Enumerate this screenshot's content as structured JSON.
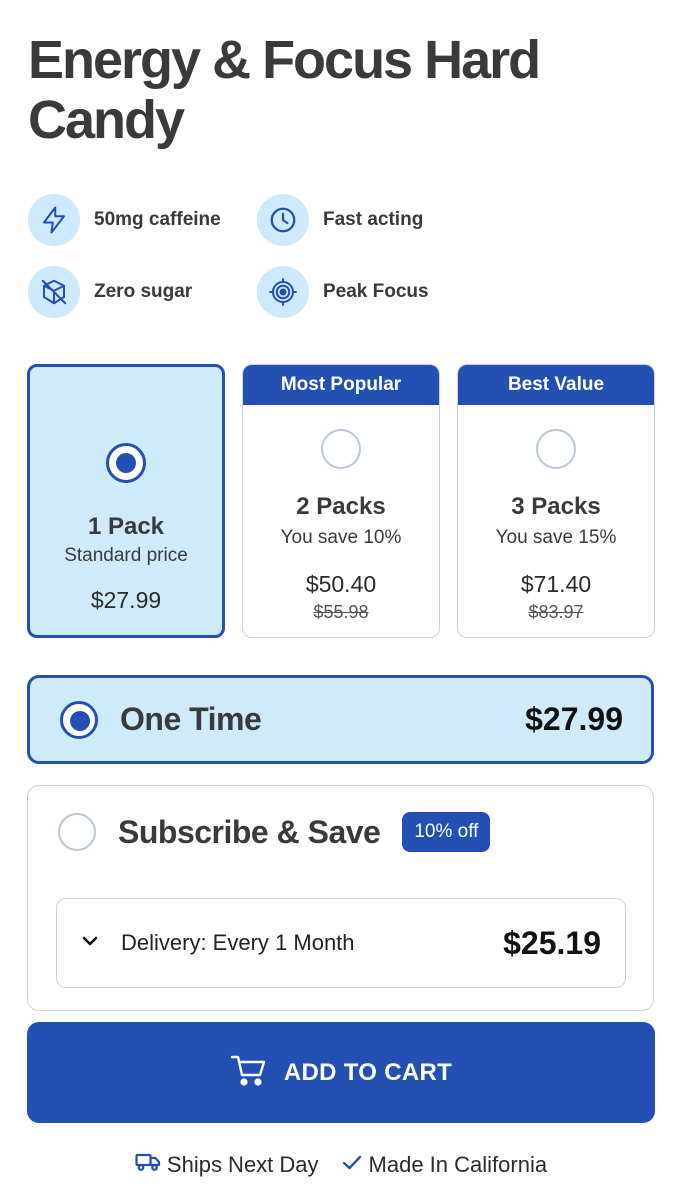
{
  "product": {
    "title": "Energy & Focus Hard Candy"
  },
  "features": [
    {
      "label": "50mg caffeine",
      "icon": "lightning-icon"
    },
    {
      "label": "Fast acting",
      "icon": "clock-icon"
    },
    {
      "label": "Zero sugar",
      "icon": "no-sugar-cube-icon"
    },
    {
      "label": "Peak Focus",
      "icon": "target-icon"
    }
  ],
  "packs": [
    {
      "tag": "",
      "name": "1 Pack",
      "subtitle": "Standard price",
      "price": "$27.99",
      "old_price": "",
      "selected": true
    },
    {
      "tag": "Most Popular",
      "name": "2 Packs",
      "subtitle": "You save 10%",
      "price": "$50.40",
      "old_price": "$55.98",
      "selected": false
    },
    {
      "tag": "Best Value",
      "name": "3 Packs",
      "subtitle": "You save 15%",
      "price": "$71.40",
      "old_price": "$83.97",
      "selected": false
    }
  ],
  "purchase_options": {
    "one_time": {
      "label": "One Time",
      "price": "$27.99",
      "selected": true
    },
    "subscribe": {
      "label": "Subscribe & Save",
      "badge": "10% off",
      "delivery_label": "Delivery: Every 1 Month",
      "price": "$25.19",
      "selected": false
    }
  },
  "cart": {
    "label": "ADD TO CART"
  },
  "footer": {
    "shipping": "Ships Next Day",
    "origin": "Made In California"
  },
  "colors": {
    "accent": "#2350b2",
    "selected_bg": "#cfeafb",
    "icon_bg": "#cde9fb",
    "border": "#c9d3e3"
  }
}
——
→ Exercise brief: Give the number of lines in the records that contain the string "sugar", with no other output.

→ The solution: 2